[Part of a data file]
— Start —

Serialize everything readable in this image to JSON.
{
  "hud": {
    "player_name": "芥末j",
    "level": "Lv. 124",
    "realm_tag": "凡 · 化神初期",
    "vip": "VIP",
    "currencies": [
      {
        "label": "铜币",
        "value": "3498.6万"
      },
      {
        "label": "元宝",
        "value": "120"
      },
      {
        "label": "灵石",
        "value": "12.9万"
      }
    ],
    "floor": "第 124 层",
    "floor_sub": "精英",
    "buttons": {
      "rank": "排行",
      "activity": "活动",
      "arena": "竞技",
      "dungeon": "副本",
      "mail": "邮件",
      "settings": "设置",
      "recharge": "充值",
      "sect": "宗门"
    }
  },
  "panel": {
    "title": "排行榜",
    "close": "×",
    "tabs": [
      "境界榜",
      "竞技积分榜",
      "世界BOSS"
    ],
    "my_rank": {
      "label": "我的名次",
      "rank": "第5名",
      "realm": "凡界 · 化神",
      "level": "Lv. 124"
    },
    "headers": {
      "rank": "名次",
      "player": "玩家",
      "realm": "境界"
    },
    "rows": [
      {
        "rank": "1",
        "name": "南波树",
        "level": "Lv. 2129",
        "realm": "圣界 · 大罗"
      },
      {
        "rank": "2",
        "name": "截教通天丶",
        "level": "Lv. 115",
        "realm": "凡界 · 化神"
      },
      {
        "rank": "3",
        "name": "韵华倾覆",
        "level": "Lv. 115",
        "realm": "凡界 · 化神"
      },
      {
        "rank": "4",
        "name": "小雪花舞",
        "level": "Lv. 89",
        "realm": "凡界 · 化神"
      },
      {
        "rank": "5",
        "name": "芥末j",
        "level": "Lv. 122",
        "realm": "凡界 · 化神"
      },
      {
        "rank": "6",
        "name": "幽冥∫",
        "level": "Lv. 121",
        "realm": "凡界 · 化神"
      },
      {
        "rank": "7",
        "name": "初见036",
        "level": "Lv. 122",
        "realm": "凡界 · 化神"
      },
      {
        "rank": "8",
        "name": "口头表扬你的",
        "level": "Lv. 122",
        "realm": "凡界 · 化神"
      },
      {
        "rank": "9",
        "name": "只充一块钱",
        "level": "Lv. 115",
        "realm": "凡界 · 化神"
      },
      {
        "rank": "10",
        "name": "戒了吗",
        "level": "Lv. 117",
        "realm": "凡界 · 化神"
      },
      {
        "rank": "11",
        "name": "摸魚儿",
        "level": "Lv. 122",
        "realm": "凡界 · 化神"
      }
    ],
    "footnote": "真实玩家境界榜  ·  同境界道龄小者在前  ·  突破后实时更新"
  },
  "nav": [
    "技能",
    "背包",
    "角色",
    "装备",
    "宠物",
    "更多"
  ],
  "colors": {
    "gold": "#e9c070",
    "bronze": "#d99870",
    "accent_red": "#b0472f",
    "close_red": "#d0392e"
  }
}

— End —

Each line of the material above must be retyped precisely.

→ **Response below**:
Serialize everything readable in this image to JSON.
{
  "hud": {
    "player_name": "芥末j",
    "level": "Lv. 124",
    "realm_tag": "凡 · 化神初期",
    "vip": "VIP",
    "currencies": [
      {
        "label": "铜币",
        "value": "3498.6万"
      },
      {
        "label": "元宝",
        "value": "120"
      },
      {
        "label": "灵石",
        "value": "12.9万"
      }
    ],
    "floor": "第 124 层",
    "floor_sub": "精英",
    "buttons": {
      "rank": "排行",
      "activity": "活动",
      "arena": "竞技",
      "dungeon": "副本",
      "mail": "邮件",
      "settings": "设置",
      "recharge": "充值",
      "sect": "宗门"
    }
  },
  "panel": {
    "title": "排行榜",
    "close": "×",
    "tabs": [
      "境界榜",
      "竞技积分榜",
      "世界BOSS"
    ],
    "my_rank": {
      "label": "我的名次",
      "rank": "第5名",
      "realm": "凡界 · 化神",
      "level": "Lv. 124"
    },
    "headers": {
      "rank": "名次",
      "player": "玩家",
      "realm": "境界"
    },
    "rows": [
      {
        "rank": "1",
        "name": "南波树",
        "level": "Lv. 2129",
        "realm": "圣界 · 大罗"
      },
      {
        "rank": "2",
        "name": "截教通天丶",
        "level": "Lv. 115",
        "realm": "凡界 · 化神"
      },
      {
        "rank": "3",
        "name": "韵华倾覆",
        "level": "Lv. 115",
        "realm": "凡界 · 化神"
      },
      {
        "rank": "4",
        "name": "小雪花舞",
        "level": "Lv. 89",
        "realm": "凡界 · 化神"
      },
      {
        "rank": "5",
        "name": "芥末j",
        "level": "Lv. 122",
        "realm": "凡界 · 化神"
      },
      {
        "rank": "6",
        "name": "幽冥∫",
        "level": "Lv. 121",
        "realm": "凡界 · 化神"
      },
      {
        "rank": "7",
        "name": "初见036",
        "level": "Lv. 122",
        "realm": "凡界 · 化神"
      },
      {
        "rank": "8",
        "name": "口头表扬你的",
        "level": "Lv. 122",
        "realm": "凡界 · 化神"
      },
      {
        "rank": "9",
        "name": "只充一块钱",
        "level": "Lv. 115",
        "realm": "凡界 · 化神"
      },
      {
        "rank": "10",
        "name": "戒了吗",
        "level": "Lv. 117",
        "realm": "凡界 · 化神"
      },
      {
        "rank": "11",
        "name": "摸魚儿",
        "level": "Lv. 122",
        "realm": "凡界 · 化神"
      }
    ],
    "footnote": "真实玩家境界榜  ·  同境界道龄小者在前  ·  突破后实时更新"
  },
  "nav": [
    "技能",
    "背包",
    "角色",
    "装备",
    "宠物",
    "更多"
  ],
  "colors": {
    "gold": "#e9c070",
    "bronze": "#d99870",
    "accent_red": "#b0472f",
    "close_red": "#d0392e"
  }
}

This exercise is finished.